--- begin LISTED RECORDS ---

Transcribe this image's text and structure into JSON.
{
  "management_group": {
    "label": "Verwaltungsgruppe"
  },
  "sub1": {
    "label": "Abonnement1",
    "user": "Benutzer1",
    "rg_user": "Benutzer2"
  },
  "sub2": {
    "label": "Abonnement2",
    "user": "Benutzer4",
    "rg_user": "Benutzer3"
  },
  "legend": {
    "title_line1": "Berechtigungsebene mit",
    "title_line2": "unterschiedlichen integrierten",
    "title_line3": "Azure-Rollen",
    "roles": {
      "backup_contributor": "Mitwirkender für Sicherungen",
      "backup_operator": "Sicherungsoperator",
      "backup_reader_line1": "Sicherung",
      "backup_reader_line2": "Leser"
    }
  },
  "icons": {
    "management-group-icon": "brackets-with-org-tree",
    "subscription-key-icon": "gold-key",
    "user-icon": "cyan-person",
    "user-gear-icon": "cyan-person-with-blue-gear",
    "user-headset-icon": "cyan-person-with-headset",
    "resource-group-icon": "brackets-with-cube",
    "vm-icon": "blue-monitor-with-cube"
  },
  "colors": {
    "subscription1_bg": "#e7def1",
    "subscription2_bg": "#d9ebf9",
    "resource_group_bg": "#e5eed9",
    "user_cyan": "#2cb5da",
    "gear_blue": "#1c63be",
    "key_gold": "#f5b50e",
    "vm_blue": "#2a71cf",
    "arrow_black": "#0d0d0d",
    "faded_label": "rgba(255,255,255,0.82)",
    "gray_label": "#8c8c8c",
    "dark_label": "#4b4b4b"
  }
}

--- end LISTED RECORDS ---

EXERCISE OBJECTIVE: Quote the data in full, keeping each word unchanged.

RESULT:
Transcribe this image's text and structure into JSON.
{
  "management_group": {
    "label": "Verwaltungsgruppe"
  },
  "sub1": {
    "label": "Abonnement1",
    "user": "Benutzer1",
    "rg_user": "Benutzer2"
  },
  "sub2": {
    "label": "Abonnement2",
    "user": "Benutzer4",
    "rg_user": "Benutzer3"
  },
  "legend": {
    "title_line1": "Berechtigungsebene mit",
    "title_line2": "unterschiedlichen integrierten",
    "title_line3": "Azure-Rollen",
    "roles": {
      "backup_contributor": "Mitwirkender für Sicherungen",
      "backup_operator": "Sicherungsoperator",
      "backup_reader_line1": "Sicherung",
      "backup_reader_line2": "Leser"
    }
  },
  "icons": {
    "management-group-icon": "brackets-with-org-tree",
    "subscription-key-icon": "gold-key",
    "user-icon": "cyan-person",
    "user-gear-icon": "cyan-person-with-blue-gear",
    "user-headset-icon": "cyan-person-with-headset",
    "resource-group-icon": "brackets-with-cube",
    "vm-icon": "blue-monitor-with-cube"
  },
  "colors": {
    "subscription1_bg": "#e7def1",
    "subscription2_bg": "#d9ebf9",
    "resource_group_bg": "#e5eed9",
    "user_cyan": "#2cb5da",
    "gear_blue": "#1c63be",
    "key_gold": "#f5b50e",
    "vm_blue": "#2a71cf",
    "arrow_black": "#0d0d0d",
    "faded_label": "rgba(255,255,255,0.82)",
    "gray_label": "#8c8c8c",
    "dark_label": "#4b4b4b"
  }
}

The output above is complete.